* _REQUIREMENTS_
Your job is to restate each entry word for word.

======== RECORDED DATA ========

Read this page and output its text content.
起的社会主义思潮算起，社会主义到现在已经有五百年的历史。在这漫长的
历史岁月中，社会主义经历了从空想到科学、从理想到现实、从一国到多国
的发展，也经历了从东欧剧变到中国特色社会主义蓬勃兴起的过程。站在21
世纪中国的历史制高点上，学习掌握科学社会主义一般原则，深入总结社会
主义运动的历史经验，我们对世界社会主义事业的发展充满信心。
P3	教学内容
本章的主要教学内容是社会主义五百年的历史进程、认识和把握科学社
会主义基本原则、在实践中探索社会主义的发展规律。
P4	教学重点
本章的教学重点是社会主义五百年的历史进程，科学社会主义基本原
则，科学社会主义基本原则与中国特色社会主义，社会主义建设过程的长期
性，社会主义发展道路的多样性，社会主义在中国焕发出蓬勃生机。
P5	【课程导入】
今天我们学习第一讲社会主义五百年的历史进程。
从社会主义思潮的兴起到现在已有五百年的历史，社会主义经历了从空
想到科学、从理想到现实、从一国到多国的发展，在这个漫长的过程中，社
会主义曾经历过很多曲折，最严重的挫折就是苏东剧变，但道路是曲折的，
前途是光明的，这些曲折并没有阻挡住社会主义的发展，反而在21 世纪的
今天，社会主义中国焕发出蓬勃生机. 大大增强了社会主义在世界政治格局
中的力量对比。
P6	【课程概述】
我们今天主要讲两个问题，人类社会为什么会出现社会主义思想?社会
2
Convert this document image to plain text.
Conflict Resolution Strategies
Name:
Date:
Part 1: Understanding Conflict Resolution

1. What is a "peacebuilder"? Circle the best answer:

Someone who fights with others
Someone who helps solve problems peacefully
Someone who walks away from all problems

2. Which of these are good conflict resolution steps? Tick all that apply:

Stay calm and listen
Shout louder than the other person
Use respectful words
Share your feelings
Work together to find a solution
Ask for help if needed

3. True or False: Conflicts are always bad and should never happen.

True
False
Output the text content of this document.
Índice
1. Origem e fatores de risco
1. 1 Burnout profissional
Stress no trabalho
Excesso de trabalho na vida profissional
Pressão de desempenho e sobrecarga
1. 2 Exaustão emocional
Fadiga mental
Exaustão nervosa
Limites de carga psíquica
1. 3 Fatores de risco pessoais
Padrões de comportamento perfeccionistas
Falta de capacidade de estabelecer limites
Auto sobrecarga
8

========

* _OUTPUT OF THE EXERCISE_
Read this page and output its text content.
起的社会主义思潮算起，社会主义到现在已经有五百年的历史。在这漫长的
历史岁月中，社会主义经历了从空想到科学、从理想到现实、从一国到多国
的发展，也经历了从东欧剧变到中国特色社会主义蓬勃兴起的过程。站在21
世纪中国的历史制高点上，学习掌握科学社会主义一般原则，深入总结社会
主义运动的历史经验，我们对世界社会主义事业的发展充满信心。
P3	教学内容
本章的主要教学内容是社会主义五百年的历史进程、认识和把握科学社
会主义基本原则、在实践中探索社会主义的发展规律。
P4	教学重点
本章的教学重点是社会主义五百年的历史进程，科学社会主义基本原
则，科学社会主义基本原则与中国特色社会主义，社会主义建设过程的长期
性，社会主义发展道路的多样性，社会主义在中国焕发出蓬勃生机。
P5	【课程导入】
今天我们学习第一讲社会主义五百年的历史进程。
从社会主义思潮的兴起到现在已有五百年的历史，社会主义经历了从空
想到科学、从理想到现实、从一国到多国的发展，在这个漫长的过程中，社
会主义曾经历过很多曲折，最严重的挫折就是苏东剧变，但道路是曲折的，
前途是光明的，这些曲折并没有阻挡住社会主义的发展，反而在21 世纪的
今天，社会主义中国焕发出蓬勃生机. 大大增强了社会主义在世界政治格局
中的力量对比。
P6	【课程概述】
我们今天主要讲两个问题，人类社会为什么会出现社会主义思想?社会
2
Convert this document image to plain text.
Conflict Resolution Strategies
Name:
Date:
Part 1: Understanding Conflict Resolution

1. What is a "peacebuilder"? Circle the best answer:

Someone who fights with others
Someone who helps solve problems peacefully
Someone who walks away from all problems

2. Which of these are good conflict resolution steps? Tick all that apply:

Stay calm and listen
Shout louder than the other person
Use respectful words
Share your feelings
Work together to find a solution
Ask for help if needed

3. True or False: Conflicts are always bad and should never happen.

True
False
Output the text content of this document.
Índice
1. Origem e fatores de risco
1. 1 Burnout profissional
Stress no trabalho
Excesso de trabalho na vida profissional
Pressão de desempenho e sobrecarga
1. 2 Exaustão emocional
Fadiga mental
Exaustão nervosa
Limites de carga psíquica
1. 3 Fatores de risco pessoais
Padrões de comportamento perfeccionistas
Falta de capacidade de estabelecer limites
Auto sobrecarga
8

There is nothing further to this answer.